YOUR INSTRUCTIONS »
How many lines in this data contain the string "Average"? Reply with the number only.
**** AVAILABLE DATA
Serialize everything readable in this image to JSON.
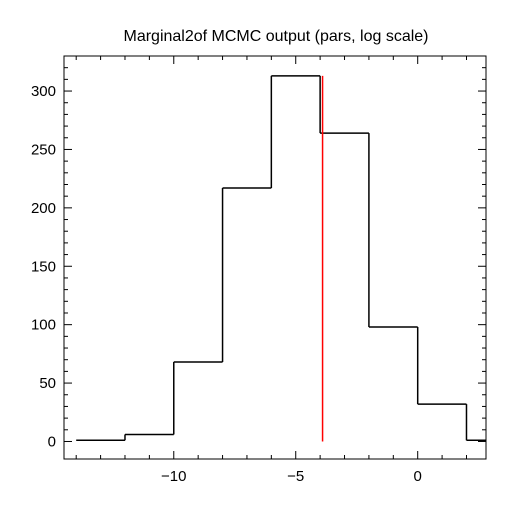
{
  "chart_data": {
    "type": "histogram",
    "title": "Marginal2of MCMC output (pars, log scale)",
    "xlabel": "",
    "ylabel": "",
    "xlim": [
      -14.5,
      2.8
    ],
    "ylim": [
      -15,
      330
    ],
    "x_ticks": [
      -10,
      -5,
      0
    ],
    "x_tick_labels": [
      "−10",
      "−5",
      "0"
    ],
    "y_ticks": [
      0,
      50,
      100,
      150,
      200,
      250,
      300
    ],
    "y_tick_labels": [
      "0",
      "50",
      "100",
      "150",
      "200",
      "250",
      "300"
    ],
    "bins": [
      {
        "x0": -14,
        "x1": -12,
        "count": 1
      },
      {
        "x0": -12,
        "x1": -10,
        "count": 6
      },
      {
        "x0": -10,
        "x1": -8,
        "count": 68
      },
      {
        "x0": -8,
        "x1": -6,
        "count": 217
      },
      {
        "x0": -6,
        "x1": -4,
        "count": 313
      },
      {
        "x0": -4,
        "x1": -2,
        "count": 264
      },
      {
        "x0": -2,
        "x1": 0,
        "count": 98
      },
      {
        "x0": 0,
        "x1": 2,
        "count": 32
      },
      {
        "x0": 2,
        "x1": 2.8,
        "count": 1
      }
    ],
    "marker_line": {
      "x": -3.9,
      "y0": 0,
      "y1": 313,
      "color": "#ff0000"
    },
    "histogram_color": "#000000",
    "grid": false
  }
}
********
**** AVAILABLE DATA
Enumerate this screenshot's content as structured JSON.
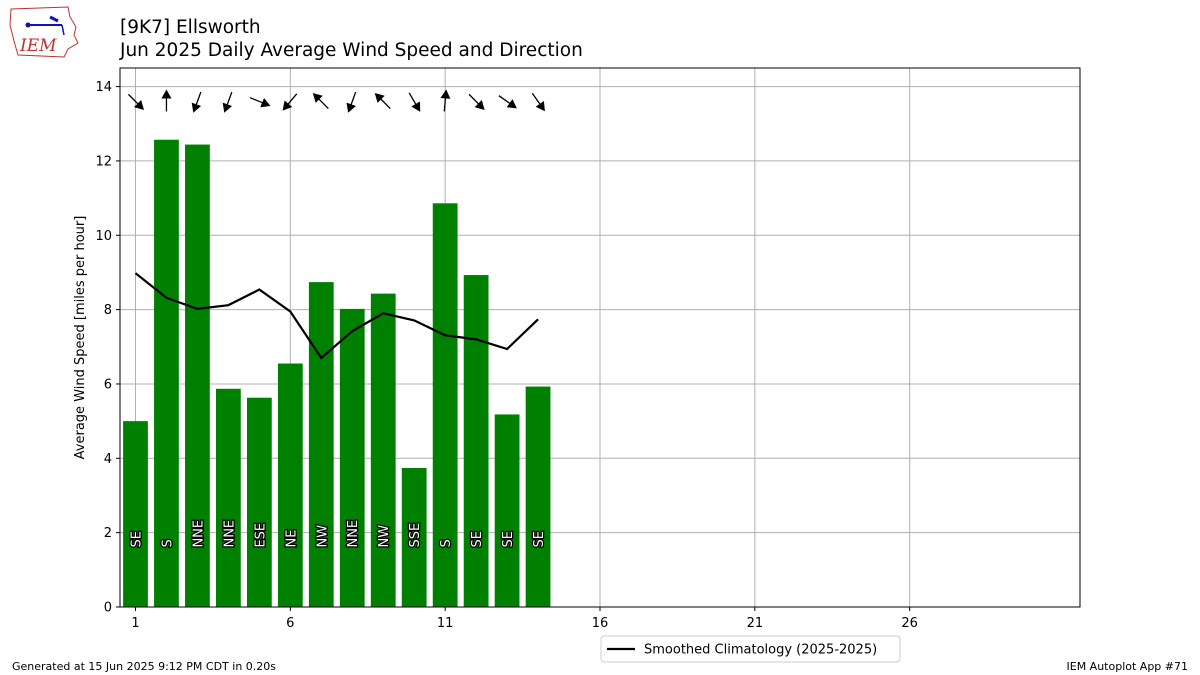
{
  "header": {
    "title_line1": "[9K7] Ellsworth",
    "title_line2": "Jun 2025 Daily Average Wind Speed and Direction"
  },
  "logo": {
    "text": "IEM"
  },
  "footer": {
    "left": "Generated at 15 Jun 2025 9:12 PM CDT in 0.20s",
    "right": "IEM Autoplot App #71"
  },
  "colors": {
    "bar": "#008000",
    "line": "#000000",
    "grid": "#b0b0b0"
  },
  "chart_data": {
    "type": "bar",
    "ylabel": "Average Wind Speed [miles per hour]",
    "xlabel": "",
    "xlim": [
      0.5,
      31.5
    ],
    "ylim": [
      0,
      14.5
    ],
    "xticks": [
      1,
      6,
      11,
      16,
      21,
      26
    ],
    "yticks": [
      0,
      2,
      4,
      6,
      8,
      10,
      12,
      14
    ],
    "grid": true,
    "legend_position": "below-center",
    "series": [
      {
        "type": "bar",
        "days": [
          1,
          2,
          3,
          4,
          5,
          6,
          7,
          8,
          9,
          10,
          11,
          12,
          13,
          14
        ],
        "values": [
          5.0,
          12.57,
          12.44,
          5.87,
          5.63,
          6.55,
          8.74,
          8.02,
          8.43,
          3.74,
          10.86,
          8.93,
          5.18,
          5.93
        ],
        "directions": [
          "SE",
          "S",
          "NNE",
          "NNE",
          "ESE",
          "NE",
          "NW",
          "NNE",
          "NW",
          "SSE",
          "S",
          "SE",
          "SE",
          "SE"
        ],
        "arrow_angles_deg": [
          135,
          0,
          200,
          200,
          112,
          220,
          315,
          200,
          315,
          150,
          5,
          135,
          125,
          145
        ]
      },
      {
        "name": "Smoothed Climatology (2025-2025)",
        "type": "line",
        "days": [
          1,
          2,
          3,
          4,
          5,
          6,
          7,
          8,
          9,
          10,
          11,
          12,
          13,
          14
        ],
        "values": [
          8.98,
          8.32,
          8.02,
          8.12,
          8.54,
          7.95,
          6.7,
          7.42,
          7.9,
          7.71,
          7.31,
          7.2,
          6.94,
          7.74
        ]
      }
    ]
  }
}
********
RESULT OF THIS EXERCISE »
2